*Request*: What follows is a listing; restate every line of it word for word.

*Dataset entries*:
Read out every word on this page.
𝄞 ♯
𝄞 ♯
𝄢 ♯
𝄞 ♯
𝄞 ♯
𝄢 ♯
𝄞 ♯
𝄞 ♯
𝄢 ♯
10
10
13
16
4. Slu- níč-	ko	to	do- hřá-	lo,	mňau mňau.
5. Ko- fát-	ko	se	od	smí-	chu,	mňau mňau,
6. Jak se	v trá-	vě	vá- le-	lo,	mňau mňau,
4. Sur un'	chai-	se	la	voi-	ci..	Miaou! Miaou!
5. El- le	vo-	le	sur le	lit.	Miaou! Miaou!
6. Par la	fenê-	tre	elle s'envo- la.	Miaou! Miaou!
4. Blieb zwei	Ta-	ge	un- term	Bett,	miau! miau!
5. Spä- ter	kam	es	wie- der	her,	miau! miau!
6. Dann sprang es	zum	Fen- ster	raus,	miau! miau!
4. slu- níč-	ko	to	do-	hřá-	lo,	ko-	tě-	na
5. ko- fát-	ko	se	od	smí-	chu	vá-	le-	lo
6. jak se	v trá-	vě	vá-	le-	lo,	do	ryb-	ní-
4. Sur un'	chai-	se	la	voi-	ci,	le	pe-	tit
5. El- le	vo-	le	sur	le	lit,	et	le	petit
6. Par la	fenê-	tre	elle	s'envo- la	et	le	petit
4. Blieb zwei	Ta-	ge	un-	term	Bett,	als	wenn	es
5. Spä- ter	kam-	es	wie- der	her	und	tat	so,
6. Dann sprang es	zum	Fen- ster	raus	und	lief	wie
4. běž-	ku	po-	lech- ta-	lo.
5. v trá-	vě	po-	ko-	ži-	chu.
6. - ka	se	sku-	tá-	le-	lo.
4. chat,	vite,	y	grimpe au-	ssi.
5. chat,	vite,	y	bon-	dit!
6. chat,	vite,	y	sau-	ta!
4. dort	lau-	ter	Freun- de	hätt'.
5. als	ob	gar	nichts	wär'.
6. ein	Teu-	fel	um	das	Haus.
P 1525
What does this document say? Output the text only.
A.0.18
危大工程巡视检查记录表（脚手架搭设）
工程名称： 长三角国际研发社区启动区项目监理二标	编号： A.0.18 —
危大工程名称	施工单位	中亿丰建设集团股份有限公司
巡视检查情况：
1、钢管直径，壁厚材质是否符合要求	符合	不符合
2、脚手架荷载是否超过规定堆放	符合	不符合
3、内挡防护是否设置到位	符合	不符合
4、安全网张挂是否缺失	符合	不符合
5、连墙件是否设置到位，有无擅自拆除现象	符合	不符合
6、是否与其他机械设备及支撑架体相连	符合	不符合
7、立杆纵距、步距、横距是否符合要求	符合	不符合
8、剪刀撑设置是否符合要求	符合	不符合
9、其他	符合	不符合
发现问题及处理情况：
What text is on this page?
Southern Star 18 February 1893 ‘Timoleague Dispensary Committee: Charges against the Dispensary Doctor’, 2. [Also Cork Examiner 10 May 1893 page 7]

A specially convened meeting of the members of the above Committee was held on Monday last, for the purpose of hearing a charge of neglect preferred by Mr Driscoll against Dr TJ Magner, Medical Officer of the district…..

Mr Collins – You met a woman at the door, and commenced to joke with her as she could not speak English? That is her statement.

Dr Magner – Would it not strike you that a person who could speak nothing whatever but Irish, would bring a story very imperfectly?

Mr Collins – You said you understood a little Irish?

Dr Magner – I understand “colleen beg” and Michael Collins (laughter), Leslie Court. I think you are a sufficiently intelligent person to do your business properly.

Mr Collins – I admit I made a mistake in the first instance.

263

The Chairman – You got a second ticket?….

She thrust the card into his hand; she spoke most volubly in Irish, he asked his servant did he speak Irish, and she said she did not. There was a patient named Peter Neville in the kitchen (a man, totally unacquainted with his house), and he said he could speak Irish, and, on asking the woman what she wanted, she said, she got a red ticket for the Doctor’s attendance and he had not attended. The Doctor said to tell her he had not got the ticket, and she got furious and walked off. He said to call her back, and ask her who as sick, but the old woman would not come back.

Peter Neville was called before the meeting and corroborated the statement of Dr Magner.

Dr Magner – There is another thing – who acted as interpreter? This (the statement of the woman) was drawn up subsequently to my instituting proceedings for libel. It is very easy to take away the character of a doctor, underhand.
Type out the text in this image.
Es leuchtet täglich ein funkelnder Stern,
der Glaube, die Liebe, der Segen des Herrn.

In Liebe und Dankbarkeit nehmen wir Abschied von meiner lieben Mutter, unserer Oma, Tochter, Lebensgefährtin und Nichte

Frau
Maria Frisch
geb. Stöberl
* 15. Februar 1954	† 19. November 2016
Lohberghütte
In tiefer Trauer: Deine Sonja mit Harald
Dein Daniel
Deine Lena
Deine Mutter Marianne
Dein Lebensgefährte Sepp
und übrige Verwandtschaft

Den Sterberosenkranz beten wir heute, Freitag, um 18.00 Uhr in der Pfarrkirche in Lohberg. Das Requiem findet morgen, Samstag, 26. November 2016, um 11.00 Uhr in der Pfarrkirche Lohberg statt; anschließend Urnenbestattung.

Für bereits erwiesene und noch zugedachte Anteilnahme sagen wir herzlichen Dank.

*Task response*:
Read out every word on this page.
𝄞 ♯
𝄞 ♯
𝄢 ♯
𝄞 ♯
𝄞 ♯
𝄢 ♯
𝄞 ♯
𝄞 ♯
𝄢 ♯
10
10
13
16
4. Slu- níč-	ko	to	do- hřá-	lo,	mňau mňau.
5. Ko- fát-	ko	se	od	smí-	chu,	mňau mňau,
6. Jak se	v trá-	vě	vá- le-	lo,	mňau mňau,
4. Sur un'	chai-	se	la	voi-	ci..	Miaou! Miaou!
5. El- le	vo-	le	sur le	lit.	Miaou! Miaou!
6. Par la	fenê-	tre	elle s'envo- la.	Miaou! Miaou!
4. Blieb zwei	Ta-	ge	un- term	Bett,	miau! miau!
5. Spä- ter	kam	es	wie- der	her,	miau! miau!
6. Dann sprang es	zum	Fen- ster	raus,	miau! miau!
4. slu- níč-	ko	to	do-	hřá-	lo,	ko-	tě-	na
5. ko- fát-	ko	se	od	smí-	chu	vá-	le-	lo
6. jak se	v trá-	vě	vá-	le-	lo,	do	ryb-	ní-
4. Sur un'	chai-	se	la	voi-	ci,	le	pe-	tit
5. El- le	vo-	le	sur	le	lit,	et	le	petit
6. Par la	fenê-	tre	elle	s'envo- la	et	le	petit
4. Blieb zwei	Ta-	ge	un-	term	Bett,	als	wenn	es
5. Spä- ter	kam-	es	wie- der	her	und	tat	so,
6. Dann sprang es	zum	Fen- ster	raus	und	lief	wie
4. běž-	ku	po-	lech- ta-	lo.
5. v trá-	vě	po-	ko-	ži-	chu.
6. - ka	se	sku-	tá-	le-	lo.
4. chat,	vite,	y	grimpe au-	ssi.
5. chat,	vite,	y	bon-	dit!
6. chat,	vite,	y	sau-	ta!
4. dort	lau-	ter	Freun- de	hätt'.
5. als	ob	gar	nichts	wär'.
6. ein	Teu-	fel	um	das	Haus.
P 1525
What does this document say? Output the text only.
A.0.18
危大工程巡视检查记录表（脚手架搭设）
工程名称： 长三角国际研发社区启动区项目监理二标	编号： A.0.18 —
危大工程名称	施工单位	中亿丰建设集团股份有限公司
巡视检查情况：
1、钢管直径，壁厚材质是否符合要求	符合	不符合
2、脚手架荷载是否超过规定堆放	符合	不符合
3、内挡防护是否设置到位	符合	不符合
4、安全网张挂是否缺失	符合	不符合
5、连墙件是否设置到位，有无擅自拆除现象	符合	不符合
6、是否与其他机械设备及支撑架体相连	符合	不符合
7、立杆纵距、步距、横距是否符合要求	符合	不符合
8、剪刀撑设置是否符合要求	符合	不符合
9、其他	符合	不符合
发现问题及处理情况：
What text is on this page?
Southern Star 18 February 1893 ‘Timoleague Dispensary Committee: Charges against the Dispensary Doctor’, 2. [Also Cork Examiner 10 May 1893 page 7]

A specially convened meeting of the members of the above Committee was held on Monday last, for the purpose of hearing a charge of neglect preferred by Mr Driscoll against Dr TJ Magner, Medical Officer of the district…..

Mr Collins – You met a woman at the door, and commenced to joke with her as she could not speak English? That is her statement.

Dr Magner – Would it not strike you that a person who could speak nothing whatever but Irish, would bring a story very imperfectly?

Mr Collins – You said you understood a little Irish?

Dr Magner – I understand “colleen beg” and Michael Collins (laughter), Leslie Court. I think you are a sufficiently intelligent person to do your business properly.

Mr Collins – I admit I made a mistake in the first instance.

263

The Chairman – You got a second ticket?….

She thrust the card into his hand; she spoke most volubly in Irish, he asked his servant did he speak Irish, and she said she did not. There was a patient named Peter Neville in the kitchen (a man, totally unacquainted with his house), and he said he could speak Irish, and, on asking the woman what she wanted, she said, she got a red ticket for the Doctor’s attendance and he had not attended. The Doctor said to tell her he had not got the ticket, and she got furious and walked off. He said to call her back, and ask her who as sick, but the old woman would not come back.

Peter Neville was called before the meeting and corroborated the statement of Dr Magner.

Dr Magner – There is another thing – who acted as interpreter? This (the statement of the woman) was drawn up subsequently to my instituting proceedings for libel. It is very easy to take away the character of a doctor, underhand.
Type out the text in this image.
Es leuchtet täglich ein funkelnder Stern,
der Glaube, die Liebe, der Segen des Herrn.

In Liebe und Dankbarkeit nehmen wir Abschied von meiner lieben Mutter, unserer Oma, Tochter, Lebensgefährtin und Nichte

Frau
Maria Frisch
geb. Stöberl
* 15. Februar 1954	† 19. November 2016
Lohberghütte
In tiefer Trauer: Deine Sonja mit Harald
Dein Daniel
Deine Lena
Deine Mutter Marianne
Dein Lebensgefährte Sepp
und übrige Verwandtschaft

Den Sterberosenkranz beten wir heute, Freitag, um 18.00 Uhr in der Pfarrkirche in Lohberg. Das Requiem findet morgen, Samstag, 26. November 2016, um 11.00 Uhr in der Pfarrkirche Lohberg statt; anschließend Urnenbestattung.

Für bereits erwiesene und noch zugedachte Anteilnahme sagen wir herzlichen Dank.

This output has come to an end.